WHAT THE TASK ASKS – Select every line holding the word "Chirac" and copy it.

⟨

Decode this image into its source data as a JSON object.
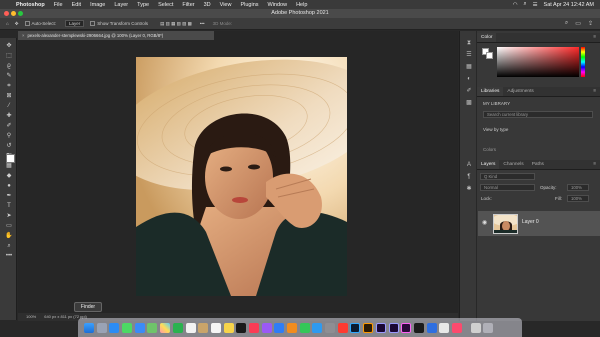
{
  "menubar": {
    "app_name": "Photoshop",
    "menus": [
      "File",
      "Edit",
      "Image",
      "Layer",
      "Type",
      "Select",
      "Filter",
      "3D",
      "View",
      "Plugins",
      "Window",
      "Help"
    ],
    "datetime": "Sat Apr 24  12:42 AM"
  },
  "window": {
    "title": "Adobe Photoshop 2021"
  },
  "options_bar": {
    "auto_select_label": "Auto-Select:",
    "auto_select_value": "Layer",
    "transform_label": "Show Transform Controls",
    "mode_3d": "3D Mode:"
  },
  "document": {
    "tab_title": "pexels-alexander-stemplewski-2906664.jpg @ 100% (Layer 0, RGB/8*)",
    "zoom": "100%",
    "size": "640 px x 811 px (72 ppi)"
  },
  "tooltip": {
    "text": "Finder"
  },
  "panels": {
    "color_tab": "Color",
    "libraries_tab": "Libraries",
    "adjustments_tab": "Adjustments",
    "library_name": "MY LIBRARY",
    "library_search_placeholder": "Search current library",
    "view_by": "View by type",
    "layers_tab": "Layers",
    "channels_tab": "Channels",
    "paths_tab": "Paths",
    "kind_filter": "Q Kind",
    "blend_mode": "Normal",
    "opacity_label": "Opacity:",
    "opacity_value": "100%",
    "lock_label": "Lock:",
    "fill_label": "Fill:",
    "fill_value": "100%",
    "layer_name": "Layer 0",
    "colors_label": "Colors"
  },
  "colors": {
    "accent_red": "#ff2a2a",
    "panel_bg": "#383838",
    "canvas_bg": "#262626"
  }
}
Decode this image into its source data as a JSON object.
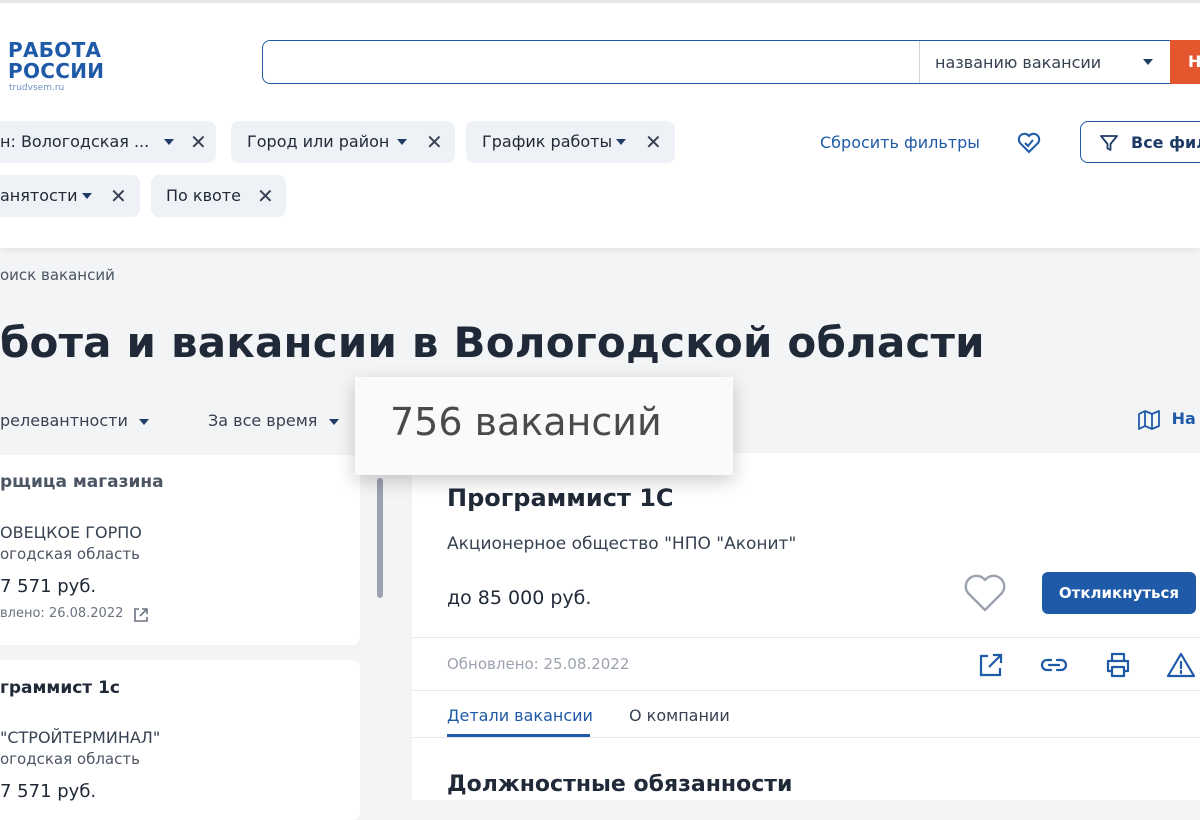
{
  "header": {
    "logo_line1": "РАБОТА",
    "logo_line2": "РОССИИ",
    "logo_site": "trudvsem.ru",
    "search": {
      "value": "",
      "select_label": "названию вакансии",
      "button_label": "Н"
    }
  },
  "filters": {
    "chips": [
      {
        "label": "н: Вологодская ..."
      },
      {
        "label": "Город или район"
      },
      {
        "label": "График работы"
      },
      {
        "label": "анятости"
      },
      {
        "label": "По квоте"
      }
    ],
    "reset_label": "Сбросить фильтры",
    "all_filters_label": "Все фил"
  },
  "breadcrumb": "оиск вакансий",
  "page_title": "бота и вакансии в Вологодской области",
  "sort": {
    "by": "релевантности",
    "period": "За все время"
  },
  "map_label": "На",
  "vacancy_count": "756 вакансий",
  "list": [
    {
      "title": "рщица магазина",
      "company": "ОВЕЦКОЕ ГОРПО",
      "region": "огодская область",
      "salary": "7 571 руб.",
      "updated": "влено: 26.08.2022"
    },
    {
      "title": "граммист 1с",
      "company": "\"СТРОЙТЕРМИНАЛ\"",
      "region": "огодская область",
      "salary": "7 571 руб."
    }
  ],
  "detail": {
    "title": "Программист 1С",
    "company": "Акционерное общество \"НПО \"Аконит\"",
    "salary": "до 85 000 руб.",
    "apply_label": "Откликнуться",
    "updated": "Обновлено: 25.08.2022",
    "tabs": [
      "Детали вакансии",
      "О компании"
    ],
    "section_title": "Должностные обязанности"
  },
  "colors": {
    "primary": "#1e5aa8",
    "accent": "#e4572e",
    "chip_bg": "#eef1f6"
  }
}
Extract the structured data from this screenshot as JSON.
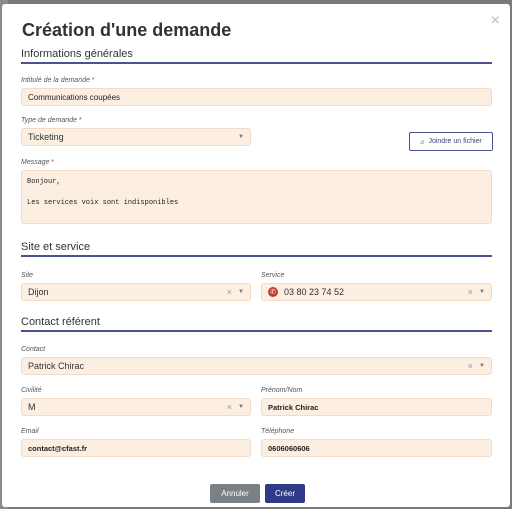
{
  "modal": {
    "title": "Création d'une demande",
    "close_icon": "×"
  },
  "sections": {
    "general": "Informations générales",
    "site": "Site et service",
    "contact": "Contact référent"
  },
  "form": {
    "intitule_label": "Intitulé de la demande",
    "intitule_value": "Communications coupées",
    "type_label": "Type de demande",
    "type_value": "Ticketing",
    "attach_label": "Joindre un fichier",
    "message_label": "Message",
    "message_value": "Bonjour,\n\nLes services voix sont indisponibles",
    "site_label": "Site",
    "site_value": "Dijon",
    "service_label": "Service",
    "service_value": "03 80 23 74 52",
    "contact_label": "Contact",
    "contact_value": "Patrick Chirac",
    "civilite_label": "Civilité",
    "civilite_value": "M",
    "prenom_label": "Prénom/Nom",
    "prenom_value": "Patrick Chirac",
    "email_label": "Email",
    "email_value": "contact@cfast.fr",
    "telephone_label": "Téléphone",
    "telephone_value": "0606060606"
  },
  "buttons": {
    "cancel": "Annuler",
    "create": "Créer"
  },
  "colors": {
    "accent": "#2f3a8a",
    "field_bg": "#fdeee2",
    "required": "#c0392b"
  }
}
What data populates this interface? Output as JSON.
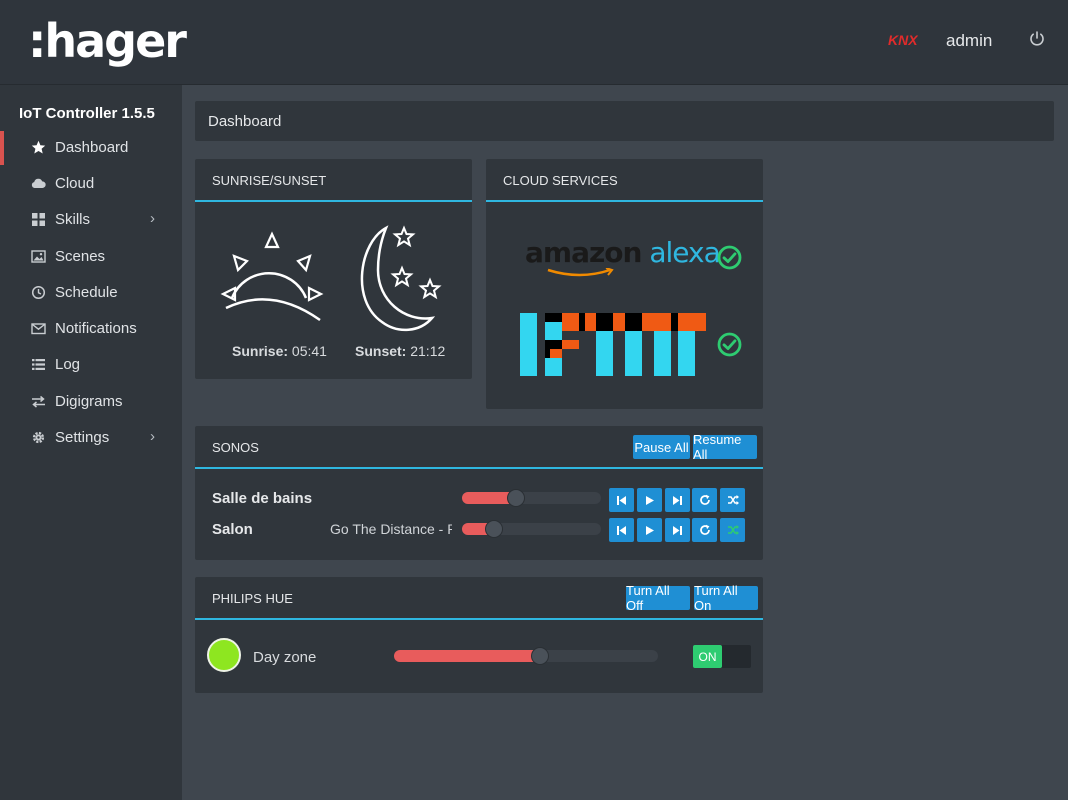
{
  "header": {
    "logo": ":hager",
    "knx_label": "KNX",
    "user": "admin",
    "power_icon": "power-icon"
  },
  "sidebar": {
    "version": "IoT Controller 1.5.5",
    "items": [
      {
        "label": "Dashboard",
        "icon": "star-icon",
        "active": true
      },
      {
        "label": "Cloud",
        "icon": "cloud-icon"
      },
      {
        "label": "Skills",
        "icon": "grid-icon",
        "has_submenu": true
      },
      {
        "label": "Scenes",
        "icon": "image-icon"
      },
      {
        "label": "Schedule",
        "icon": "clock-icon"
      },
      {
        "label": "Notifications",
        "icon": "envelope-icon"
      },
      {
        "label": "Log",
        "icon": "list-icon"
      },
      {
        "label": "Digigrams",
        "icon": "exchange-icon"
      },
      {
        "label": "Settings",
        "icon": "gear-icon",
        "has_submenu": true
      }
    ]
  },
  "breadcrumb": "Dashboard",
  "sunrise_panel": {
    "title": "SUNRISE/SUNSET",
    "sunrise_label": "Sunrise:",
    "sunrise_time": "05:41",
    "sunset_label": "Sunset:",
    "sunset_time": "21:12"
  },
  "cloud_panel": {
    "title": "CLOUD SERVICES",
    "services": [
      {
        "name": "amazon alexa",
        "status": "connected"
      },
      {
        "name": "IFTTT",
        "status": "connected"
      }
    ]
  },
  "sonos_panel": {
    "title": "SONOS",
    "pause_all": "Pause All",
    "resume_all": "Resume All",
    "rooms": [
      {
        "name": "Salle de bains",
        "track": "",
        "volume": 0.38
      },
      {
        "name": "Salon",
        "track": "Go The Distance - Rog",
        "volume": 0.22,
        "shuffle": true
      }
    ]
  },
  "hue_panel": {
    "title": "PHILIPS HUE",
    "turn_all_off": "Turn All Off",
    "turn_all_on": "Turn All On",
    "zones": [
      {
        "name": "Day zone",
        "color": "#8ee620",
        "brightness": 0.55,
        "state": "ON"
      }
    ]
  },
  "colors": {
    "accent": "#2fb7e0",
    "button": "#1f8fd4",
    "slider_fill": "#e85c5c",
    "status_ok": "#2ecc71",
    "active_marker": "#d9534f"
  }
}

⟩

COMPLETE ANSWER –
    "contact_value": "Patrick Chirac",
    "prenom_value": "Patrick Chirac",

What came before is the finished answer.